-------- DATA SHOWN --------
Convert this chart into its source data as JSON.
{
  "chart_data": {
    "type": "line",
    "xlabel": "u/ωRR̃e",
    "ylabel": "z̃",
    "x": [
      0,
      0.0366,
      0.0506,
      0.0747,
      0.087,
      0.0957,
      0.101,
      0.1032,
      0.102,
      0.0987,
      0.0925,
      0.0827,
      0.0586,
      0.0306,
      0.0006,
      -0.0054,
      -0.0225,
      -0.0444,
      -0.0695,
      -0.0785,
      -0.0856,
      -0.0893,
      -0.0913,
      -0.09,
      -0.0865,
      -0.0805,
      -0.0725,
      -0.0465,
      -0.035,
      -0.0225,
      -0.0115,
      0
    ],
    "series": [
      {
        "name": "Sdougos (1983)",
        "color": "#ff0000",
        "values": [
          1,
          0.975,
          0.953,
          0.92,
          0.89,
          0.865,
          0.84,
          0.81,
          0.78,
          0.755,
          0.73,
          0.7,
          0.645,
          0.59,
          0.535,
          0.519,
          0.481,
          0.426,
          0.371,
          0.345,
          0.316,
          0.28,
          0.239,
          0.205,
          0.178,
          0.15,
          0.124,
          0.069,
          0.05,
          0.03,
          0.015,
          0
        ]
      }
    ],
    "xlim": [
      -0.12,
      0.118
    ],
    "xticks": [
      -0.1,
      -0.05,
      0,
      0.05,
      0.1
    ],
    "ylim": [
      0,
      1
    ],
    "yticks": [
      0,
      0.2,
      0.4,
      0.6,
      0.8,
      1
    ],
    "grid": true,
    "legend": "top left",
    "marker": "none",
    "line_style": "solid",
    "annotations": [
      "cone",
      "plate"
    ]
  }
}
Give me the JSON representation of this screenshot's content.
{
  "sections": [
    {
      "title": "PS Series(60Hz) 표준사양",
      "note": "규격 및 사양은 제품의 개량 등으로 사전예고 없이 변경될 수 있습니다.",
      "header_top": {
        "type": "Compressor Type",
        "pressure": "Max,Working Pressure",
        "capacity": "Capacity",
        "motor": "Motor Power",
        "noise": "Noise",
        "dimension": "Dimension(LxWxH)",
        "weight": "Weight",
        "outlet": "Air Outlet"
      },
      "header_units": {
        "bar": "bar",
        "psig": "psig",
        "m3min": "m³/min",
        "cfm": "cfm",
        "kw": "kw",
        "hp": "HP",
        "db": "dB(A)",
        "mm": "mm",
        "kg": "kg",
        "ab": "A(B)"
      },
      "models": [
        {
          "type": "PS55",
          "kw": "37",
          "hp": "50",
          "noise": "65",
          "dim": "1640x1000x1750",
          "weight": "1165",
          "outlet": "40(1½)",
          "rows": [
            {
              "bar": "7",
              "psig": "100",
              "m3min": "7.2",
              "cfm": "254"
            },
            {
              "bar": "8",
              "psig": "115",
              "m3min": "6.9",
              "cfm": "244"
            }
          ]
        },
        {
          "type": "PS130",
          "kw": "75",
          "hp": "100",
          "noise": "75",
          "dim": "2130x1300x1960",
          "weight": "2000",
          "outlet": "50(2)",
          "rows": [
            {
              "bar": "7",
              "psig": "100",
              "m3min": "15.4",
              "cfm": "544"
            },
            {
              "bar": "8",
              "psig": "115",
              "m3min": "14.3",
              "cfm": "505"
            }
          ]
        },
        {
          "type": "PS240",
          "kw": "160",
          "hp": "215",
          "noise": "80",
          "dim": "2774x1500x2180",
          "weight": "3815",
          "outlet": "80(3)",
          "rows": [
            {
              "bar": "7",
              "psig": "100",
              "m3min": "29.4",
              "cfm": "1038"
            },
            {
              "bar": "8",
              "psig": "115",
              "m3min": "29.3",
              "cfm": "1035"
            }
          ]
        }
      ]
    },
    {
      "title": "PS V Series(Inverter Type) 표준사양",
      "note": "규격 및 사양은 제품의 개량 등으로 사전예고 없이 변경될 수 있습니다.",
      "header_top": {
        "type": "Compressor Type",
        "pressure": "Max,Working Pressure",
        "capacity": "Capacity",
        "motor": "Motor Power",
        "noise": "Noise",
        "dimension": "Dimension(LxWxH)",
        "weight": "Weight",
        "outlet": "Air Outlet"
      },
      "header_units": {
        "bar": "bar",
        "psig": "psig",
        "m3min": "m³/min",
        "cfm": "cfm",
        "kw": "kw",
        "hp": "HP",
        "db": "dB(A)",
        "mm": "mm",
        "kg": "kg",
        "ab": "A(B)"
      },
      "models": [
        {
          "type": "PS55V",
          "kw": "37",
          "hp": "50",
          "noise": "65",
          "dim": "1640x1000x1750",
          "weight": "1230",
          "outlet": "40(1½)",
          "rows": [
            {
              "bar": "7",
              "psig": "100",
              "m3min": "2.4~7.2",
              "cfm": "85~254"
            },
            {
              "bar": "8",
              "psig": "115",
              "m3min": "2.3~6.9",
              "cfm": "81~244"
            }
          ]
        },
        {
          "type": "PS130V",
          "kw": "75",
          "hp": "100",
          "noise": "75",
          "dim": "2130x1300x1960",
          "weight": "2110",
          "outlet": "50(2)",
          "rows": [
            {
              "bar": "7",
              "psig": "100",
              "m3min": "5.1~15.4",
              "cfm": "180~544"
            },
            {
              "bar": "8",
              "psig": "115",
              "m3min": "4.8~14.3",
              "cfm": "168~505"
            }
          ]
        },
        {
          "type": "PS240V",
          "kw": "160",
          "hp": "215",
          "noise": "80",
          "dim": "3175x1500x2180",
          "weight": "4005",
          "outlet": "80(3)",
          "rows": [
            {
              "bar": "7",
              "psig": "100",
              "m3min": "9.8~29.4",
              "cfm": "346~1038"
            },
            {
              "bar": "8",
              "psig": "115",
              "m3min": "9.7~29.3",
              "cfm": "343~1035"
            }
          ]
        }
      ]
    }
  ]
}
--------
**WHAT TO DO:**
Return every record, word for word.

**WRITTEN SOLUTION:**
Convert this chart into its source data as JSON.
{
  "chart_data": {
    "type": "line",
    "xlabel": "u/ωRR̃e",
    "ylabel": "z̃",
    "x": [
      0,
      0.0366,
      0.0506,
      0.0747,
      0.087,
      0.0957,
      0.101,
      0.1032,
      0.102,
      0.0987,
      0.0925,
      0.0827,
      0.0586,
      0.0306,
      0.0006,
      -0.0054,
      -0.0225,
      -0.0444,
      -0.0695,
      -0.0785,
      -0.0856,
      -0.0893,
      -0.0913,
      -0.09,
      -0.0865,
      -0.0805,
      -0.0725,
      -0.0465,
      -0.035,
      -0.0225,
      -0.0115,
      0
    ],
    "series": [
      {
        "name": "Sdougos (1983)",
        "color": "#ff0000",
        "values": [
          1,
          0.975,
          0.953,
          0.92,
          0.89,
          0.865,
          0.84,
          0.81,
          0.78,
          0.755,
          0.73,
          0.7,
          0.645,
          0.59,
          0.535,
          0.519,
          0.481,
          0.426,
          0.371,
          0.345,
          0.316,
          0.28,
          0.239,
          0.205,
          0.178,
          0.15,
          0.124,
          0.069,
          0.05,
          0.03,
          0.015,
          0
        ]
      }
    ],
    "xlim": [
      -0.12,
      0.118
    ],
    "xticks": [
      -0.1,
      -0.05,
      0,
      0.05,
      0.1
    ],
    "ylim": [
      0,
      1
    ],
    "yticks": [
      0,
      0.2,
      0.4,
      0.6,
      0.8,
      1
    ],
    "grid": true,
    "legend": "top left",
    "marker": "none",
    "line_style": "solid",
    "annotations": [
      "cone",
      "plate"
    ]
  }
}
Give me the JSON representation of this screenshot's content.
{
  "sections": [
    {
      "title": "PS Series(60Hz) 표준사양",
      "note": "규격 및 사양은 제품의 개량 등으로 사전예고 없이 변경될 수 있습니다.",
      "header_top": {
        "type": "Compressor Type",
        "pressure": "Max,Working Pressure",
        "capacity": "Capacity",
        "motor": "Motor Power",
        "noise": "Noise",
        "dimension": "Dimension(LxWxH)",
        "weight": "Weight",
        "outlet": "Air Outlet"
      },
      "header_units": {
        "bar": "bar",
        "psig": "psig",
        "m3min": "m³/min",
        "cfm": "cfm",
        "kw": "kw",
        "hp": "HP",
        "db": "dB(A)",
        "mm": "mm",
        "kg": "kg",
        "ab": "A(B)"
      },
      "models": [
        {
          "type": "PS55",
          "kw": "37",
          "hp": "50",
          "noise": "65",
          "dim": "1640x1000x1750",
          "weight": "1165",
          "outlet": "40(1½)",
          "rows": [
            {
              "bar": "7",
              "psig": "100",
              "m3min": "7.2",
              "cfm": "254"
            },
            {
              "bar": "8",
              "psig": "115",
              "m3min": "6.9",
              "cfm": "244"
            }
          ]
        },
        {
          "type": "PS130",
          "kw": "75",
          "hp": "100",
          "noise": "75",
          "dim": "2130x1300x1960",
          "weight": "2000",
          "outlet": "50(2)",
          "rows": [
            {
              "bar": "7",
              "psig": "100",
              "m3min": "15.4",
              "cfm": "544"
            },
            {
              "bar": "8",
              "psig": "115",
              "m3min": "14.3",
              "cfm": "505"
            }
          ]
        },
        {
          "type": "PS240",
          "kw": "160",
          "hp": "215",
          "noise": "80",
          "dim": "2774x1500x2180",
          "weight": "3815",
          "outlet": "80(3)",
          "rows": [
            {
              "bar": "7",
              "psig": "100",
              "m3min": "29.4",
              "cfm": "1038"
            },
            {
              "bar": "8",
              "psig": "115",
              "m3min": "29.3",
              "cfm": "1035"
            }
          ]
        }
      ]
    },
    {
      "title": "PS V Series(Inverter Type) 표준사양",
      "note": "규격 및 사양은 제품의 개량 등으로 사전예고 없이 변경될 수 있습니다.",
      "header_top": {
        "type": "Compressor Type",
        "pressure": "Max,Working Pressure",
        "capacity": "Capacity",
        "motor": "Motor Power",
        "noise": "Noise",
        "dimension": "Dimension(LxWxH)",
        "weight": "Weight",
        "outlet": "Air Outlet"
      },
      "header_units": {
        "bar": "bar",
        "psig": "psig",
        "m3min": "m³/min",
        "cfm": "cfm",
        "kw": "kw",
        "hp": "HP",
        "db": "dB(A)",
        "mm": "mm",
        "kg": "kg",
        "ab": "A(B)"
      },
      "models": [
        {
          "type": "PS55V",
          "kw": "37",
          "hp": "50",
          "noise": "65",
          "dim": "1640x1000x1750",
          "weight": "1230",
          "outlet": "40(1½)",
          "rows": [
            {
              "bar": "7",
              "psig": "100",
              "m3min": "2.4~7.2",
              "cfm": "85~254"
            },
            {
              "bar": "8",
              "psig": "115",
              "m3min": "2.3~6.9",
              "cfm": "81~244"
            }
          ]
        },
        {
          "type": "PS130V",
          "kw": "75",
          "hp": "100",
          "noise": "75",
          "dim": "2130x1300x1960",
          "weight": "2110",
          "outlet": "50(2)",
          "rows": [
            {
              "bar": "7",
              "psig": "100",
              "m3min": "5.1~15.4",
              "cfm": "180~544"
            },
            {
              "bar": "8",
              "psig": "115",
              "m3min": "4.8~14.3",
              "cfm": "168~505"
            }
          ]
        },
        {
          "type": "PS240V",
          "kw": "160",
          "hp": "215",
          "noise": "80",
          "dim": "3175x1500x2180",
          "weight": "4005",
          "outlet": "80(3)",
          "rows": [
            {
              "bar": "7",
              "psig": "100",
              "m3min": "9.8~29.4",
              "cfm": "346~1038"
            },
            {
              "bar": "8",
              "psig": "115",
              "m3min": "9.7~29.3",
              "cfm": "343~1035"
            }
          ]
        }
      ]
    }
  ]
}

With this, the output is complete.